Items from a dataset
▼▼▼

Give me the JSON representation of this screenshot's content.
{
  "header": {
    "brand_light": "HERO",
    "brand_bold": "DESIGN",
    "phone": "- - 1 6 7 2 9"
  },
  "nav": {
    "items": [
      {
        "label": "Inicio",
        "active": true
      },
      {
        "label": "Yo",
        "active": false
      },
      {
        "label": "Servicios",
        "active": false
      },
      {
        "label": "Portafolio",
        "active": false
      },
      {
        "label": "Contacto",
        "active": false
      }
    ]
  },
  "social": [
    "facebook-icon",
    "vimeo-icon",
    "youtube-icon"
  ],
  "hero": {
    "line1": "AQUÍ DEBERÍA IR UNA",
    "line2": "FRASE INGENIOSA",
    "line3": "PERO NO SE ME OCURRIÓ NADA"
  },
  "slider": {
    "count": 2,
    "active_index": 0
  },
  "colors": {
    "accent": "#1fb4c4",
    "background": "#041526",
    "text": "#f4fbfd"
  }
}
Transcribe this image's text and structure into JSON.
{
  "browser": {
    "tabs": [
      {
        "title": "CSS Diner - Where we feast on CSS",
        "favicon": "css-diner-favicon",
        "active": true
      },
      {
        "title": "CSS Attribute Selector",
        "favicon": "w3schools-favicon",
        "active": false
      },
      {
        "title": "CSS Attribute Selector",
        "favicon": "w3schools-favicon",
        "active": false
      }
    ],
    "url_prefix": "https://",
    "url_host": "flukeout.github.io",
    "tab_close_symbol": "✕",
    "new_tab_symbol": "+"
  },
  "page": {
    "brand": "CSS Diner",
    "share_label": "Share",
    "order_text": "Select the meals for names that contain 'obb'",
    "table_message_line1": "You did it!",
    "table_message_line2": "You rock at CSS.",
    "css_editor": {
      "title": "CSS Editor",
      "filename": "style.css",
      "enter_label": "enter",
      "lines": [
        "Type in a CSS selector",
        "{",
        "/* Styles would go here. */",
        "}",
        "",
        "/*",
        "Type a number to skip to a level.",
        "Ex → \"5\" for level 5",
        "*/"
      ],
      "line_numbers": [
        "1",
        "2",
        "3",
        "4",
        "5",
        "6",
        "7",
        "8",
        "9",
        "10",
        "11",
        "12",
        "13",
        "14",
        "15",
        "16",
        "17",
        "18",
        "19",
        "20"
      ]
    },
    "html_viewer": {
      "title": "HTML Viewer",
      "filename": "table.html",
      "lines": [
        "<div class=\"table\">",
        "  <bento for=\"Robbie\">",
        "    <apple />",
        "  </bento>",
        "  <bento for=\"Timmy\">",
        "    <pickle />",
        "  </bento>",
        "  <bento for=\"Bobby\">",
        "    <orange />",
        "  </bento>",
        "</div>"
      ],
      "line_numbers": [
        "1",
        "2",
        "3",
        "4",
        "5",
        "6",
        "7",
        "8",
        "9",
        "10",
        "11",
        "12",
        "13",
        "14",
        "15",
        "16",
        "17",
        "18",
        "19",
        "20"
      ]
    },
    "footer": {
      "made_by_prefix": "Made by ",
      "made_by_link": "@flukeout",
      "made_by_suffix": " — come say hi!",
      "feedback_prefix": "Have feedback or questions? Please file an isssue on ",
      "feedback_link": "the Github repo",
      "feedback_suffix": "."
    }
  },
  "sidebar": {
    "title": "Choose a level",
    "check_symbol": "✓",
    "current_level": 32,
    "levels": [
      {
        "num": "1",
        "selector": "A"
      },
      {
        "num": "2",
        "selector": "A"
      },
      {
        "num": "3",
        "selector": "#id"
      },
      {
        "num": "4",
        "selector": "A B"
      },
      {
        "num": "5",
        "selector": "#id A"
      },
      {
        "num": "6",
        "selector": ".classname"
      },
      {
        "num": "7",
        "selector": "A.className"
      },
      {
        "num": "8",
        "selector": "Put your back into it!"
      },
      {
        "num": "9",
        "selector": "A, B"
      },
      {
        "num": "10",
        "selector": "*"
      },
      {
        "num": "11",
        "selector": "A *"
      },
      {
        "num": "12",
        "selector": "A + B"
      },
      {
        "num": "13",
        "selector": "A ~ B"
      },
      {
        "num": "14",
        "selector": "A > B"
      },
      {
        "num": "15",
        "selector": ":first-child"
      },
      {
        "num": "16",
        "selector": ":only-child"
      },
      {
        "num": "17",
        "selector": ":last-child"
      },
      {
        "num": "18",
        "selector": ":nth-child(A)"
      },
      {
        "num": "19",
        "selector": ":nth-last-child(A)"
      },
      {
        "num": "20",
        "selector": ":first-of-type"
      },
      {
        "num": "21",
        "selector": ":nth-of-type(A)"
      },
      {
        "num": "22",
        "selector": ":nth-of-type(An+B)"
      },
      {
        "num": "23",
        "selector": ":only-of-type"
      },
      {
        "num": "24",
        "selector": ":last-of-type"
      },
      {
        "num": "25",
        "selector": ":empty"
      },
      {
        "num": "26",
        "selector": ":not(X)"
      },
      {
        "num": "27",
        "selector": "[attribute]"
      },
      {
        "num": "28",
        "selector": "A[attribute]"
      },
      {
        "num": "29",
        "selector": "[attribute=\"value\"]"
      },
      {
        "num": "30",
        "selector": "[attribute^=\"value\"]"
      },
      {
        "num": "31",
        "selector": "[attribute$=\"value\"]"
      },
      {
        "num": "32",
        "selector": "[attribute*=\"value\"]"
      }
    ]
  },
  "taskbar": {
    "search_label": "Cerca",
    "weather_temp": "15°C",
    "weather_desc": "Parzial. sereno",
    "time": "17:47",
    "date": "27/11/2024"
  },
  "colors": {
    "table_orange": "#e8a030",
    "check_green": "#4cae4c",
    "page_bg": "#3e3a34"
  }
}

▲▲▲

*What the exercise asks*
Repeat the entries shown above, every one, word for word.

*Solution to this exercise*
Give me the JSON representation of this screenshot's content.
{
  "header": {
    "brand_light": "HERO",
    "brand_bold": "DESIGN",
    "phone": "- - 1 6 7 2 9"
  },
  "nav": {
    "items": [
      {
        "label": "Inicio",
        "active": true
      },
      {
        "label": "Yo",
        "active": false
      },
      {
        "label": "Servicios",
        "active": false
      },
      {
        "label": "Portafolio",
        "active": false
      },
      {
        "label": "Contacto",
        "active": false
      }
    ]
  },
  "social": [
    "facebook-icon",
    "vimeo-icon",
    "youtube-icon"
  ],
  "hero": {
    "line1": "AQUÍ DEBERÍA IR UNA",
    "line2": "FRASE INGENIOSA",
    "line3": "PERO NO SE ME OCURRIÓ NADA"
  },
  "slider": {
    "count": 2,
    "active_index": 0
  },
  "colors": {
    "accent": "#1fb4c4",
    "background": "#041526",
    "text": "#f4fbfd"
  }
}
Transcribe this image's text and structure into JSON.
{
  "browser": {
    "tabs": [
      {
        "title": "CSS Diner - Where we feast on CSS",
        "favicon": "css-diner-favicon",
        "active": true
      },
      {
        "title": "CSS Attribute Selector",
        "favicon": "w3schools-favicon",
        "active": false
      },
      {
        "title": "CSS Attribute Selector",
        "favicon": "w3schools-favicon",
        "active": false
      }
    ],
    "url_prefix": "https://",
    "url_host": "flukeout.github.io",
    "tab_close_symbol": "✕",
    "new_tab_symbol": "+"
  },
  "page": {
    "brand": "CSS Diner",
    "share_label": "Share",
    "order_text": "Select the meals for names that contain 'obb'",
    "table_message_line1": "You did it!",
    "table_message_line2": "You rock at CSS.",
    "css_editor": {
      "title": "CSS Editor",
      "filename": "style.css",
      "enter_label": "enter",
      "lines": [
        "Type in a CSS selector",
        "{",
        "/* Styles would go here. */",
        "}",
        "",
        "/*",
        "Type a number to skip to a level.",
        "Ex → \"5\" for level 5",
        "*/"
      ],
      "line_numbers": [
        "1",
        "2",
        "3",
        "4",
        "5",
        "6",
        "7",
        "8",
        "9",
        "10",
        "11",
        "12",
        "13",
        "14",
        "15",
        "16",
        "17",
        "18",
        "19",
        "20"
      ]
    },
    "html_viewer": {
      "title": "HTML Viewer",
      "filename": "table.html",
      "lines": [
        "<div class=\"table\">",
        "  <bento for=\"Robbie\">",
        "    <apple />",
        "  </bento>",
        "  <bento for=\"Timmy\">",
        "    <pickle />",
        "  </bento>",
        "  <bento for=\"Bobby\">",
        "    <orange />",
        "  </bento>",
        "</div>"
      ],
      "line_numbers": [
        "1",
        "2",
        "3",
        "4",
        "5",
        "6",
        "7",
        "8",
        "9",
        "10",
        "11",
        "12",
        "13",
        "14",
        "15",
        "16",
        "17",
        "18",
        "19",
        "20"
      ]
    },
    "footer": {
      "made_by_prefix": "Made by ",
      "made_by_link": "@flukeout",
      "made_by_suffix": " — come say hi!",
      "feedback_prefix": "Have feedback or questions? Please file an isssue on ",
      "feedback_link": "the Github repo",
      "feedback_suffix": "."
    }
  },
  "sidebar": {
    "title": "Choose a level",
    "check_symbol": "✓",
    "current_level": 32,
    "levels": [
      {
        "num": "1",
        "selector": "A"
      },
      {
        "num": "2",
        "selector": "A"
      },
      {
        "num": "3",
        "selector": "#id"
      },
      {
        "num": "4",
        "selector": "A B"
      },
      {
        "num": "5",
        "selector": "#id A"
      },
      {
        "num": "6",
        "selector": ".classname"
      },
      {
        "num": "7",
        "selector": "A.className"
      },
      {
        "num": "8",
        "selector": "Put your back into it!"
      },
      {
        "num": "9",
        "selector": "A, B"
      },
      {
        "num": "10",
        "selector": "*"
      },
      {
        "num": "11",
        "selector": "A *"
      },
      {
        "num": "12",
        "selector": "A + B"
      },
      {
        "num": "13",
        "selector": "A ~ B"
      },
      {
        "num": "14",
        "selector": "A > B"
      },
      {
        "num": "15",
        "selector": ":first-child"
      },
      {
        "num": "16",
        "selector": ":only-child"
      },
      {
        "num": "17",
        "selector": ":last-child"
      },
      {
        "num": "18",
        "selector": ":nth-child(A)"
      },
      {
        "num": "19",
        "selector": ":nth-last-child(A)"
      },
      {
        "num": "20",
        "selector": ":first-of-type"
      },
      {
        "num": "21",
        "selector": ":nth-of-type(A)"
      },
      {
        "num": "22",
        "selector": ":nth-of-type(An+B)"
      },
      {
        "num": "23",
        "selector": ":only-of-type"
      },
      {
        "num": "24",
        "selector": ":last-of-type"
      },
      {
        "num": "25",
        "selector": ":empty"
      },
      {
        "num": "26",
        "selector": ":not(X)"
      },
      {
        "num": "27",
        "selector": "[attribute]"
      },
      {
        "num": "28",
        "selector": "A[attribute]"
      },
      {
        "num": "29",
        "selector": "[attribute=\"value\"]"
      },
      {
        "num": "30",
        "selector": "[attribute^=\"value\"]"
      },
      {
        "num": "31",
        "selector": "[attribute$=\"value\"]"
      },
      {
        "num": "32",
        "selector": "[attribute*=\"value\"]"
      }
    ]
  },
  "taskbar": {
    "search_label": "Cerca",
    "weather_temp": "15°C",
    "weather_desc": "Parzial. sereno",
    "time": "17:47",
    "date": "27/11/2024"
  },
  "colors": {
    "table_orange": "#e8a030",
    "check_green": "#4cae4c",
    "page_bg": "#3e3a34"
  }
}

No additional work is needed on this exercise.